Output every record below exactly as it appears.

Collection entries:
[BEGIN]
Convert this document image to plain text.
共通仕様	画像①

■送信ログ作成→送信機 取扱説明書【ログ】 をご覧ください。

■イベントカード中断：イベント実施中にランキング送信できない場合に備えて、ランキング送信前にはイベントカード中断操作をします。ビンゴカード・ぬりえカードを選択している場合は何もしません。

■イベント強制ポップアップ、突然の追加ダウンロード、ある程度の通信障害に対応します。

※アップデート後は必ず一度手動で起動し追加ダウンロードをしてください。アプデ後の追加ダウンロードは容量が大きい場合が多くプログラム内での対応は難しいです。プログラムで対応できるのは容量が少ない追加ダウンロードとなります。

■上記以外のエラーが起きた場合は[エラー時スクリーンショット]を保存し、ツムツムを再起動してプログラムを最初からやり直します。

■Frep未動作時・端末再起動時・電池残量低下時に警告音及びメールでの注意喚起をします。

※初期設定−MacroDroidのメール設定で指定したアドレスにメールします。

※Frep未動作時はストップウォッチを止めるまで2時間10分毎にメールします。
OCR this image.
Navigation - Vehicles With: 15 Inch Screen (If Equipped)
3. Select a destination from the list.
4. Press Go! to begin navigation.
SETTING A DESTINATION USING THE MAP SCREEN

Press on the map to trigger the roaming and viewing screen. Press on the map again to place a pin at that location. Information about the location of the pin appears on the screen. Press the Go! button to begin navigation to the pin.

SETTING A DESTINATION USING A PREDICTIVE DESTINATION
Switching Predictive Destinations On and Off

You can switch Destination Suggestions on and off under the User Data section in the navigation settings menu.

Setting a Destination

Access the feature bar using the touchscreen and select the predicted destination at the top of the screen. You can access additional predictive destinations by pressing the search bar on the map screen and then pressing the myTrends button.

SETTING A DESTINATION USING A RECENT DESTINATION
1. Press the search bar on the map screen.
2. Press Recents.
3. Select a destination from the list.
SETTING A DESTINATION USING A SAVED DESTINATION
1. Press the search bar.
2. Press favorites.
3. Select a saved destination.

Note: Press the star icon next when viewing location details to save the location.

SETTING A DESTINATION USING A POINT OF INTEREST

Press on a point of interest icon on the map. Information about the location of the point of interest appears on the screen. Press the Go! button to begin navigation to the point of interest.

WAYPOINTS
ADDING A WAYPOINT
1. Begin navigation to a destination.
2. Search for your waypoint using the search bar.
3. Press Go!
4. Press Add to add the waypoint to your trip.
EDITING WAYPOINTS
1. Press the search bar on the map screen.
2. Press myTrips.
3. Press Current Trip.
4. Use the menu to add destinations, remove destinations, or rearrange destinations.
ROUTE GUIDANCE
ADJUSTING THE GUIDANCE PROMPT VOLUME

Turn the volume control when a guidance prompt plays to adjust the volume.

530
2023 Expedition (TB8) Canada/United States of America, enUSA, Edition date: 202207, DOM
[END]
→ **Exercise answer**
Convert this document image to plain text.
共通仕様	画像①

■送信ログ作成→送信機 取扱説明書【ログ】 をご覧ください。

■イベントカード中断：イベント実施中にランキング送信できない場合に備えて、ランキング送信前にはイベントカード中断操作をします。ビンゴカード・ぬりえカードを選択している場合は何もしません。

■イベント強制ポップアップ、突然の追加ダウンロード、ある程度の通信障害に対応します。

※アップデート後は必ず一度手動で起動し追加ダウンロードをしてください。アプデ後の追加ダウンロードは容量が大きい場合が多くプログラム内での対応は難しいです。プログラムで対応できるのは容量が少ない追加ダウンロードとなります。

■上記以外のエラーが起きた場合は[エラー時スクリーンショット]を保存し、ツムツムを再起動してプログラムを最初からやり直します。

■Frep未動作時・端末再起動時・電池残量低下時に警告音及びメールでの注意喚起をします。

※初期設定−MacroDroidのメール設定で指定したアドレスにメールします。

※Frep未動作時はストップウォッチを止めるまで2時間10分毎にメールします。
OCR this image.
Navigation - Vehicles With: 15 Inch Screen (If Equipped)
3. Select a destination from the list.
4. Press Go! to begin navigation.
SETTING A DESTINATION USING THE MAP SCREEN

Press on the map to trigger the roaming and viewing screen. Press on the map again to place a pin at that location. Information about the location of the pin appears on the screen. Press the Go! button to begin navigation to the pin.

SETTING A DESTINATION USING A PREDICTIVE DESTINATION
Switching Predictive Destinations On and Off

You can switch Destination Suggestions on and off under the User Data section in the navigation settings menu.

Setting a Destination

Access the feature bar using the touchscreen and select the predicted destination at the top of the screen. You can access additional predictive destinations by pressing the search bar on the map screen and then pressing the myTrends button.

SETTING A DESTINATION USING A RECENT DESTINATION
1. Press the search bar on the map screen.
2. Press Recents.
3. Select a destination from the list.
SETTING A DESTINATION USING A SAVED DESTINATION
1. Press the search bar.
2. Press favorites.
3. Select a saved destination.

Note: Press the star icon next when viewing location details to save the location.

SETTING A DESTINATION USING A POINT OF INTEREST

Press on a point of interest icon on the map. Information about the location of the point of interest appears on the screen. Press the Go! button to begin navigation to the point of interest.

WAYPOINTS
ADDING A WAYPOINT
1. Begin navigation to a destination.
2. Search for your waypoint using the search bar.
3. Press Go!
4. Press Add to add the waypoint to your trip.
EDITING WAYPOINTS
1. Press the search bar on the map screen.
2. Press myTrips.
3. Press Current Trip.
4. Use the menu to add destinations, remove destinations, or rearrange destinations.
ROUTE GUIDANCE
ADJUSTING THE GUIDANCE PROMPT VOLUME

Turn the volume control when a guidance prompt plays to adjust the volume.

530
2023 Expedition (TB8) Canada/United States of America, enUSA, Edition date: 202207, DOM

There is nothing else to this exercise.